**SET TASK:**
Print all of the lines exactly. Any picture among them stays out.

Saved data entries
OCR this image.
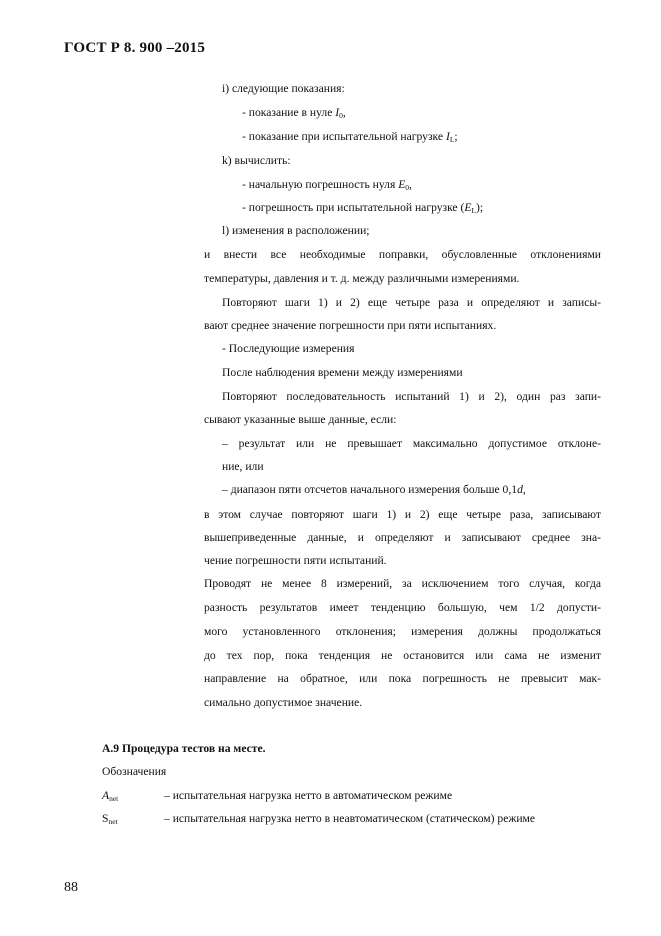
ГОСТ Р 8. 900 –2015
i) следующие показания:
- показание в нуле $I_0$,
- показание при испытательной нагрузке $I_L$;
k) вычислить:
- начальную погрешность нуля $E_0$,
- погрешность при испытательной нагрузке $(E_L)$;
l) изменения в расположении;
и внести все необходимые поправки, обусловленные отклонениями
температуры, давления и т. д. между различными измерениями.
Повторяют шаги 1) и 2) еще четыре раза и определяют и записы-
вают среднее значение погрешности при пяти испытаниях.
- Последующие измерения
После наблюдения времени между измерениями
Повторяют последовательность испытаний 1) и 2), один раз запи-
сывают указанные выше данные, если:
– результат или не превышает максимально допустимое отклоне-
ние, или
– диапазон пяти отсчетов начального измерения больше 0,1d,
в этом случае повторяют шаги 1) и 2) еще четыре раза, записывают
вышеприведенные данные, и определяют и записывают среднее зна-
чение погрешности пяти испытаний.
Проводят не менее 8 измерений, за исключением того случая, когда
разность результатов имеет тенденцию большую, чем 1/2 допусти-
мого установленного отклонения; измерения должны продолжаться
до тех пор, пока тенденция не остановится или сама не изменит
направление на обратное, или пока погрешность не превысит мак-
симально допустимое значение.
А.9 Процедура тестов на месте.
Обозначения
$A_{net}$	– испытательная нагрузка нетто в автоматическом режиме
$S_{net}$	– испытательная нагрузка нетто в неавтоматическом (статическом) режиме
88
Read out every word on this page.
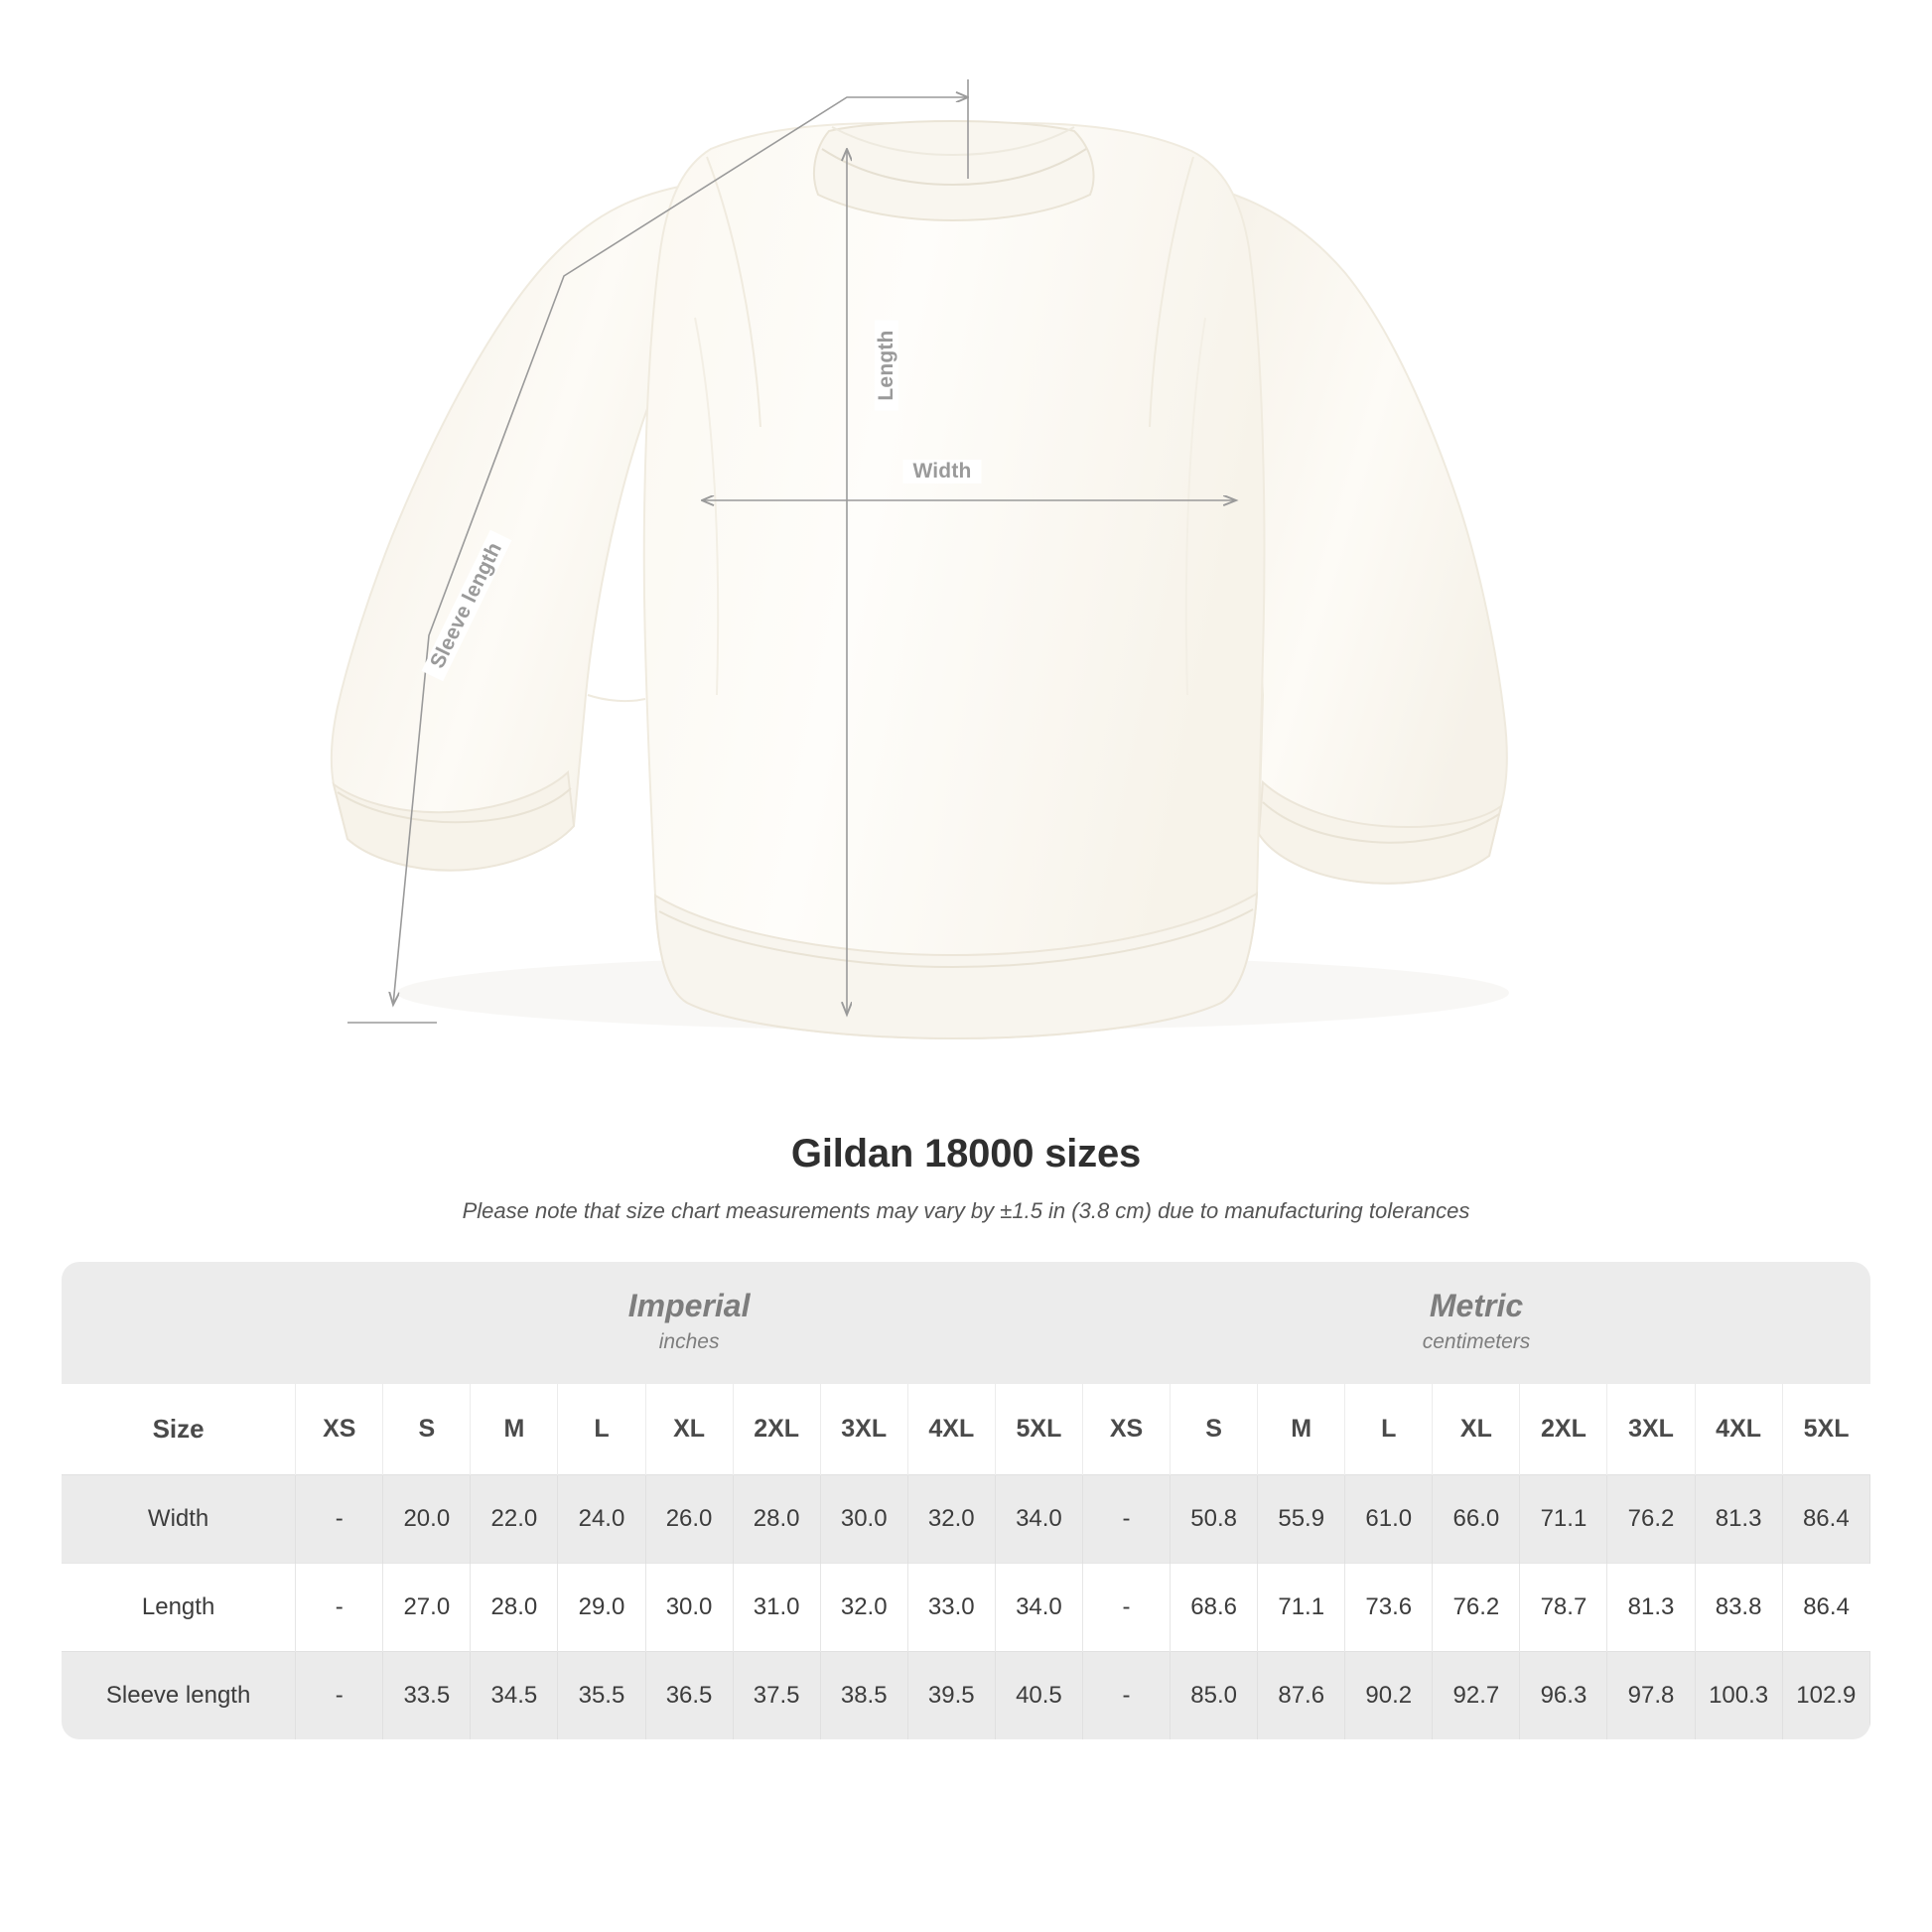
Width
Length
Sleeve length
Gildan 18000 sizes

Please note that size chart measurements may vary by ±1.5 in (3.8 cm) due to manufacturing tolerances

Imperial
inches

Metric
centimeters

Size	XS	S	M	L	XL	2XL	3XL	4XL	5XL	XS	S	M	L	XL	2XL	3XL	4XL	5XL
Width	-	20.0	22.0	24.0	26.0	28.0	30.0	32.0	34.0	-	50.8	55.9	61.0	66.0	71.1	76.2	81.3	86.4
Length	-	27.0	28.0	29.0	30.0	31.0	32.0	33.0	34.0	-	68.6	71.1	73.6	76.2	78.7	81.3	83.8	86.4
Sleeve length	-	33.5	34.5	35.5	36.5	37.5	38.5	39.5	40.5	-	85.0	87.6	90.2	92.7	96.3	97.8	100.3	102.9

**PROBLEM SOLUTION:**
OCR this image.
ГОСТ Р 8. 900 –2015
i) следующие показания:
- показание в нуле $I_0$,
- показание при испытательной нагрузке $I_L$;
k) вычислить:
- начальную погрешность нуля $E_0$,
- погрешность при испытательной нагрузке $(E_L)$;
l) изменения в расположении;
и внести все необходимые поправки, обусловленные отклонениями
температуры, давления и т. д. между различными измерениями.
Повторяют шаги 1) и 2) еще четыре раза и определяют и записы-
вают среднее значение погрешности при пяти испытаниях.
- Последующие измерения
После наблюдения времени между измерениями
Повторяют последовательность испытаний 1) и 2), один раз запи-
сывают указанные выше данные, если:
– результат или не превышает максимально допустимое отклоне-
ние, или
– диапазон пяти отсчетов начального измерения больше 0,1d,
в этом случае повторяют шаги 1) и 2) еще четыре раза, записывают
вышеприведенные данные, и определяют и записывают среднее зна-
чение погрешности пяти испытаний.
Проводят не менее 8 измерений, за исключением того случая, когда
разность результатов имеет тенденцию большую, чем 1/2 допусти-
мого установленного отклонения; измерения должны продолжаться
до тех пор, пока тенденция не остановится или сама не изменит
направление на обратное, или пока погрешность не превысит мак-
симально допустимое значение.
А.9 Процедура тестов на месте.
Обозначения
$A_{net}$	– испытательная нагрузка нетто в автоматическом режиме
$S_{net}$	– испытательная нагрузка нетто в неавтоматическом (статическом) режиме
88
Read out every word on this page.
Width
Length
Sleeve length
Gildan 18000 sizes

Please note that size chart measurements may vary by ±1.5 in (3.8 cm) due to manufacturing tolerances

Imperial
inches

Metric
centimeters

Size	XS	S	M	L	XL	2XL	3XL	4XL	5XL	XS	S	M	L	XL	2XL	3XL	4XL	5XL
Width	-	20.0	22.0	24.0	26.0	28.0	30.0	32.0	34.0	-	50.8	55.9	61.0	66.0	71.1	76.2	81.3	86.4
Length	-	27.0	28.0	29.0	30.0	31.0	32.0	33.0	34.0	-	68.6	71.1	73.6	76.2	78.7	81.3	83.8	86.4
Sleeve length	-	33.5	34.5	35.5	36.5	37.5	38.5	39.5	40.5	-	85.0	87.6	90.2	92.7	96.3	97.8	100.3	102.9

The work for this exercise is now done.